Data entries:

▬▬▬▬▬▬

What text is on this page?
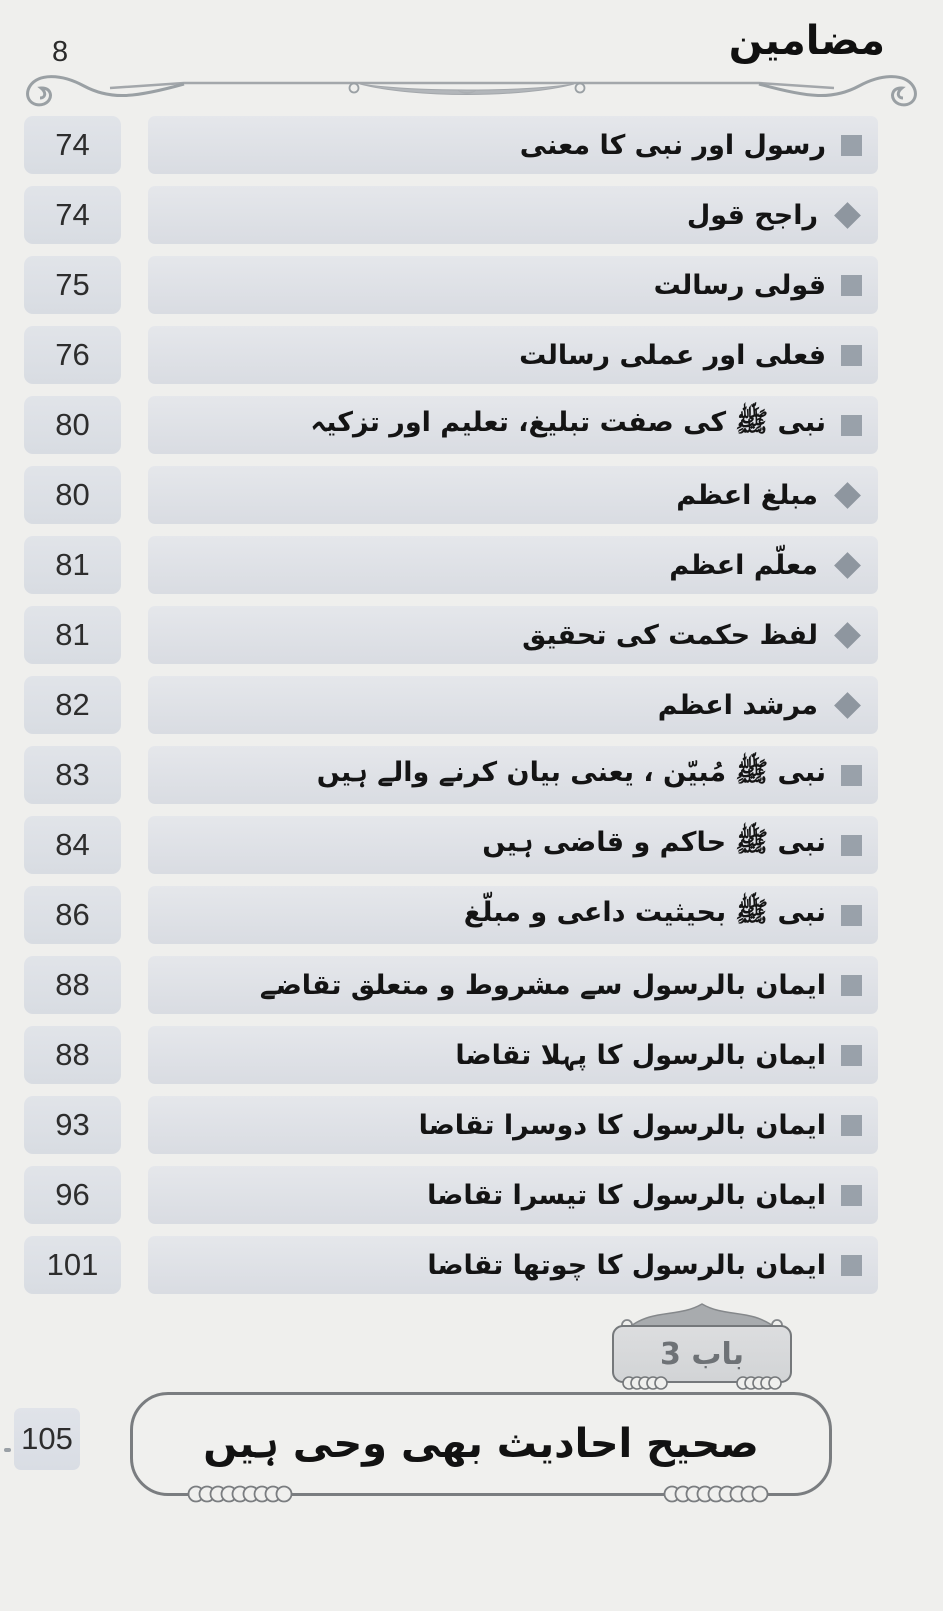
8	مضامین
74	رسول اور نبی کا معنی
74	راجح قول
75	قولی رسالت
76	فعلی اور عملی رسالت
80	نبی ﷺ کی صفت تبلیغ، تعلیم اور تزکیہ
80	مبلغ اعظم
81	معلّم اعظم
81	لفظ حکمت کی تحقیق
82	مرشد اعظم
83	نبی ﷺ مُبیّن ، یعنی بیان کرنے والے ہیں
84	نبی ﷺ حاکم و قاضی ہیں
86	نبی ﷺ بحیثیت داعی و مبلّغ
88	ایمان بالرسول سے مشروط و متعلق تقاضے
88	ایمان بالرسول کا پہلا تقاضا
93	ایمان بالرسول کا دوسرا تقاضا
96	ایمان بالرسول کا تیسرا تقاضا
101	ایمان بالرسول کا چوتھا تقاضا
باب 3
صحیح احادیث بھی وحی ہیں
105
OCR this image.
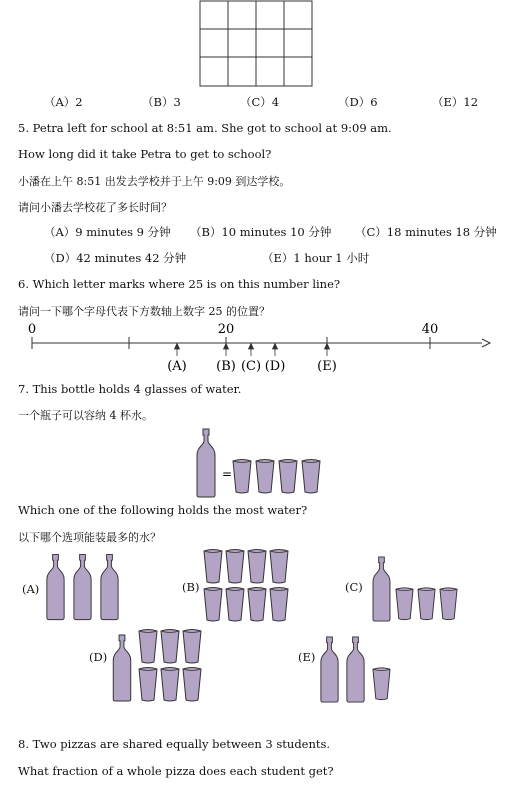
（A）2	（B）3	（C）4	（D）6	（E）12
5. Petra left for school at 8:51 am. She got to school at 9:09 am.
How long did it take Petra to get to school?
小潘在上午 8:51 出发去学校并于上午 9:09 到达学校。
请问小潘去学校花了多长时间？
（A）9 minutes 9 分钟 （B）10 minutes 10 分钟 （C）18 minutes 18 分钟
（D）42 minutes 42 分钟	（E）1 hour 1 小时
6. Which letter marks where 25 is on this number line?
请问一下哪个字母代表下方数轴上数字 25 的位置？
0	20	40
(A) (B) (C) (D) (E)
7. This bottle holds 4 glasses of water.
一个瓶子可以容纳 4 杯水。
=
Which one of the following holds the most water?
以下哪个选项能装最多的水？
(A)	(B)	(C)
(D)	(E)
8. Two pizzas are shared equally between 3 students.
What fraction of a whole pizza does each student get?
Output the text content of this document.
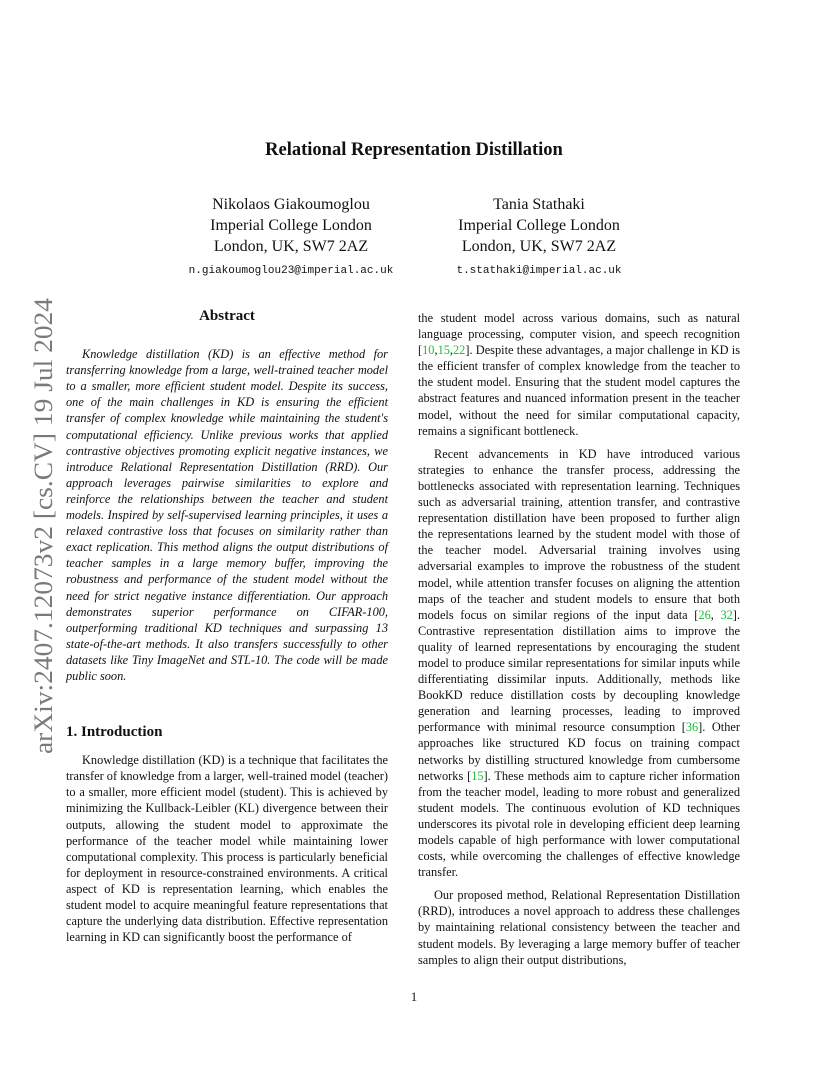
arXiv:2407.12073v2 [cs.CV] 19 Jul 2024
Relational Representation Distillation
Nikolaos Giakoumoglou
Imperial College London
London, UK, SW7 2AZ
n.giakoumoglou23@imperial.ac.uk
Tania Stathaki
Imperial College London
London, UK, SW7 2AZ
t.stathaki@imperial.ac.uk
Abstract

Knowledge distillation (KD) is an effective method for transferring knowledge from a large, well-trained teacher model to a smaller, more efficient student model. Despite its success, one of the main challenges in KD is ensuring the efficient transfer of complex knowledge while maintaining the student's computational efficiency. Unlike previous works that applied contrastive objectives promoting explicit negative instances, we introduce Relational Representation Distillation (RRD). Our approach leverages pairwise similarities to explore and reinforce the relationships between the teacher and student models. Inspired by self-supervised learning principles, it uses a relaxed contrastive loss that focuses on similarity rather than exact replication. This method aligns the output distributions of teacher samples in a large memory buffer, improving the robustness and performance of the student model without the need for strict negative instance differentiation. Our approach demonstrates superior performance on CIFAR-100, outperforming traditional KD techniques and surpassing 13 state-of-the-art methods. It also transfers successfully to other datasets like Tiny ImageNet and STL-10. The code will be made public soon.

1. Introduction

Knowledge distillation (KD) is a technique that facilitates the transfer of knowledge from a larger, well-trained model (teacher) to a smaller, more efficient model (student). This is achieved by minimizing the Kullback-Leibler (KL) divergence between their outputs, allowing the student model to approximate the performance of the teacher model while maintaining lower computational complexity. This process is particularly beneficial for deployment in resource-constrained environments. A critical aspect of KD is representation learning, which enables the student model to acquire meaningful feature representations that capture the underlying data distribution. Effective representation learning in KD can significantly boost the performance of

the student model across various domains, such as natural language processing, computer vision, and speech recognition [10,15,22]. Despite these advantages, a major challenge in KD is the efficient transfer of complex knowledge from the teacher to the student model. Ensuring that the student model captures the abstract features and nuanced information present in the teacher model, without the need for similar computational capacity, remains a significant bottleneck.

Recent advancements in KD have introduced various strategies to enhance the transfer process, addressing the bottlenecks associated with representation learning. Techniques such as adversarial training, attention transfer, and contrastive representation distillation have been proposed to further align the representations learned by the student model with those of the teacher model. Adversarial training involves using adversarial examples to improve the robustness of the student model, while attention transfer focuses on aligning the attention maps of the teacher and student models to ensure that both models focus on similar regions of the input data [26, 32]. Contrastive representation distillation aims to improve the quality of learned representations by encouraging the student model to produce similar representations for similar inputs while differentiating dissimilar inputs. Additionally, methods like BookKD reduce distillation costs by decoupling knowledge generation and learning processes, leading to improved performance with minimal resource consumption [36]. Other approaches like structured KD focus on training compact networks by distilling structured knowledge from cumbersome networks [15]. These methods aim to capture richer information from the teacher model, leading to more robust and generalized student models. The continuous evolution of KD techniques underscores its pivotal role in developing efficient deep learning models capable of high performance with lower computational costs, while overcoming the challenges of effective knowledge transfer.

Our proposed method, Relational Representation Distillation (RRD), introduces a novel approach to address these challenges by maintaining relational consistency between the teacher and student models. By leveraging a large memory buffer of teacher samples to align their output distributions,

1
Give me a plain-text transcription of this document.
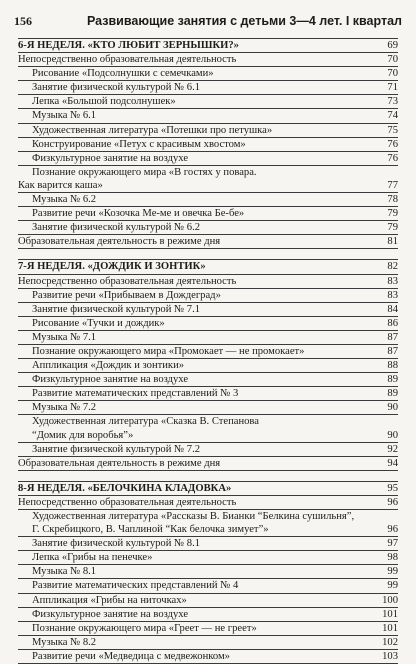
156	Развивающие занятия с детьми 3—4 лет. I квартал
6-Я НЕДЕЛЯ. «КТО ЛЮБИТ ЗЕРНЫШКИ?»	69
Непосредственно образовательная деятельность	70
Рисование «Подсолнушки с семечками»	70
Занятие физической культурой № 6.1	71
Лепка «Большой подсолнушек»	73
Музыка № 6.1	74
Художественная литература «Потешки про петушка»	75
Конструирование «Петух с красивым хвостом»	76
Физкультурное занятие на воздухе	76
Познание окружающего мира «В гостях у повара.
Как варится каша»	77
Музыка № 6.2	78
Развитие речи «Козочка Ме-ме и овечка Бе-бе»	79
Занятие физической культурой № 6.2	79
Образовательная деятельность в режиме дня	81
7-Я НЕДЕЛЯ. «ДОЖДИК И ЗОНТИК»	82
Непосредственно образовательная деятельность	83
Развитие речи «Прибываем в Дождеград»	83
Занятие физической культурой № 7.1	84
Рисование «Тучки и дождик»	86
Музыка № 7.1	87
Познание окружающего мира «Промокает — не промокает»	87
Аппликация «Дождик и зонтики»	88
Физкультурное занятие на воздухе	89
Развитие математических представлений № 3	89
Музыка № 7.2	90
Художественная литература «Сказка В. Степанова
“Домик для воробья”»	90
Занятие физической культурой № 7.2	92
Образовательная деятельность в режиме дня	94
8-Я НЕДЕЛЯ. «БЕЛОЧКИНА КЛАДОВКА»	95
Непосредственно образовательная деятельность	96
Художественная литература «Рассказы В. Бианки “Белкина сушильня”,
Г. Скребицкого, В. Чаплиной “Как белочка зимует”»	96
Занятие физической культурой № 8.1	97
Лепка «Грибы на пенечке»	98
Музыка № 8.1	99
Развитие математических представлений № 4	99
Аппликация «Грибы на ниточках»	100
Физкультурное занятие на воздухе	101
Познание окружающего мира «Греет — не греет»	101
Музыка № 8.2	102
Развитие речи «Медведица с медвежонком»	103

▬▬▬▬▬▬

» **Requirements**
Repeat every record above exactly, but leave out any pictures.

» **Complete answer**
What text is on this page?
8	مضامین
74	رسول اور نبی کا معنی
74	راجح قول
75	قولی رسالت
76	فعلی اور عملی رسالت
80	نبی ﷺ کی صفت تبلیغ، تعلیم اور تزکیہ
80	مبلغ اعظم
81	معلّم اعظم
81	لفظ حکمت کی تحقیق
82	مرشد اعظم
83	نبی ﷺ مُبیّن ، یعنی بیان کرنے والے ہیں
84	نبی ﷺ حاکم و قاضی ہیں
86	نبی ﷺ بحیثیت داعی و مبلّغ
88	ایمان بالرسول سے مشروط و متعلق تقاضے
88	ایمان بالرسول کا پہلا تقاضا
93	ایمان بالرسول کا دوسرا تقاضا
96	ایمان بالرسول کا تیسرا تقاضا
101	ایمان بالرسول کا چوتھا تقاضا
باب 3
صحیح احادیث بھی وحی ہیں
105
OCR this image.
（A）2	（B）3	（C）4	（D）6	（E）12
5. Petra left for school at 8:51 am. She got to school at 9:09 am.
How long did it take Petra to get to school?
小潘在上午 8:51 出发去学校并于上午 9:09 到达学校。
请问小潘去学校花了多长时间？
（A）9 minutes 9 分钟 （B）10 minutes 10 分钟 （C）18 minutes 18 分钟
（D）42 minutes 42 分钟	（E）1 hour 1 小时
6. Which letter marks where 25 is on this number line?
请问一下哪个字母代表下方数轴上数字 25 的位置？
0	20	40
(A) (B) (C) (D) (E)
7. This bottle holds 4 glasses of water.
一个瓶子可以容纳 4 杯水。
=
Which one of the following holds the most water?
以下哪个选项能装最多的水？
(A)	(B)	(C)
(D)	(E)
8. Two pizzas are shared equally between 3 students.
What fraction of a whole pizza does each student get?
Output the text content of this document.
arXiv:2407.12073v2 [cs.CV] 19 Jul 2024
Relational Representation Distillation
Nikolaos Giakoumoglou
Imperial College London
London, UK, SW7 2AZ
n.giakoumoglou23@imperial.ac.uk
Tania Stathaki
Imperial College London
London, UK, SW7 2AZ
t.stathaki@imperial.ac.uk
Abstract

Knowledge distillation (KD) is an effective method for transferring knowledge from a large, well-trained teacher model to a smaller, more efficient student model. Despite its success, one of the main challenges in KD is ensuring the efficient transfer of complex knowledge while maintaining the student's computational efficiency. Unlike previous works that applied contrastive objectives promoting explicit negative instances, we introduce Relational Representation Distillation (RRD). Our approach leverages pairwise similarities to explore and reinforce the relationships between the teacher and student models. Inspired by self-supervised learning principles, it uses a relaxed contrastive loss that focuses on similarity rather than exact replication. This method aligns the output distributions of teacher samples in a large memory buffer, improving the robustness and performance of the student model without the need for strict negative instance differentiation. Our approach demonstrates superior performance on CIFAR-100, outperforming traditional KD techniques and surpassing 13 state-of-the-art methods. It also transfers successfully to other datasets like Tiny ImageNet and STL-10. The code will be made public soon.

1. Introduction

Knowledge distillation (KD) is a technique that facilitates the transfer of knowledge from a larger, well-trained model (teacher) to a smaller, more efficient model (student). This is achieved by minimizing the Kullback-Leibler (KL) divergence between their outputs, allowing the student model to approximate the performance of the teacher model while maintaining lower computational complexity. This process is particularly beneficial for deployment in resource-constrained environments. A critical aspect of KD is representation learning, which enables the student model to acquire meaningful feature representations that capture the underlying data distribution. Effective representation learning in KD can significantly boost the performance of

the student model across various domains, such as natural language processing, computer vision, and speech recognition [10,15,22]. Despite these advantages, a major challenge in KD is the efficient transfer of complex knowledge from the teacher to the student model. Ensuring that the student model captures the abstract features and nuanced information present in the teacher model, without the need for similar computational capacity, remains a significant bottleneck.

Recent advancements in KD have introduced various strategies to enhance the transfer process, addressing the bottlenecks associated with representation learning. Techniques such as adversarial training, attention transfer, and contrastive representation distillation have been proposed to further align the representations learned by the student model with those of the teacher model. Adversarial training involves using adversarial examples to improve the robustness of the student model, while attention transfer focuses on aligning the attention maps of the teacher and student models to ensure that both models focus on similar regions of the input data [26, 32]. Contrastive representation distillation aims to improve the quality of learned representations by encouraging the student model to produce similar representations for similar inputs while differentiating dissimilar inputs. Additionally, methods like BookKD reduce distillation costs by decoupling knowledge generation and learning processes, leading to improved performance with minimal resource consumption [36]. Other approaches like structured KD focus on training compact networks by distilling structured knowledge from cumbersome networks [15]. These methods aim to capture richer information from the teacher model, leading to more robust and generalized student models. The continuous evolution of KD techniques underscores its pivotal role in developing efficient deep learning models capable of high performance with lower computational costs, while overcoming the challenges of effective knowledge transfer.

Our proposed method, Relational Representation Distillation (RRD), introduces a novel approach to address these challenges by maintaining relational consistency between the teacher and student models. By leveraging a large memory buffer of teacher samples to align their output distributions,

1
Give me a plain-text transcription of this document.
156	Развивающие занятия с детьми 3—4 лет. I квартал
6-Я НЕДЕЛЯ. «КТО ЛЮБИТ ЗЕРНЫШКИ?»	69
Непосредственно образовательная деятельность	70
Рисование «Подсолнушки с семечками»	70
Занятие физической культурой № 6.1	71
Лепка «Большой подсолнушек»	73
Музыка № 6.1	74
Художественная литература «Потешки про петушка»	75
Конструирование «Петух с красивым хвостом»	76
Физкультурное занятие на воздухе	76
Познание окружающего мира «В гостях у повара.
Как варится каша»	77
Музыка № 6.2	78
Развитие речи «Козочка Ме-ме и овечка Бе-бе»	79
Занятие физической культурой № 6.2	79
Образовательная деятельность в режиме дня	81
7-Я НЕДЕЛЯ. «ДОЖДИК И ЗОНТИК»	82
Непосредственно образовательная деятельность	83
Развитие речи «Прибываем в Дождеград»	83
Занятие физической культурой № 7.1	84
Рисование «Тучки и дождик»	86
Музыка № 7.1	87
Познание окружающего мира «Промокает — не промокает»	87
Аппликация «Дождик и зонтики»	88
Физкультурное занятие на воздухе	89
Развитие математических представлений № 3	89
Музыка № 7.2	90
Художественная литература «Сказка В. Степанова
“Домик для воробья”»	90
Занятие физической культурой № 7.2	92
Образовательная деятельность в режиме дня	94
8-Я НЕДЕЛЯ. «БЕЛОЧКИНА КЛАДОВКА»	95
Непосредственно образовательная деятельность	96
Художественная литература «Рассказы В. Бианки “Белкина сушильня”,
Г. Скребицкого, В. Чаплиной “Как белочка зимует”»	96
Занятие физической культурой № 8.1	97
Лепка «Грибы на пенечке»	98
Музыка № 8.1	99
Развитие математических представлений № 4	99
Аппликация «Грибы на ниточках»	100
Физкультурное занятие на воздухе	101
Познание окружающего мира «Греет — не греет»	101
Музыка № 8.2	102
Развитие речи «Медведица с медвежонком»	103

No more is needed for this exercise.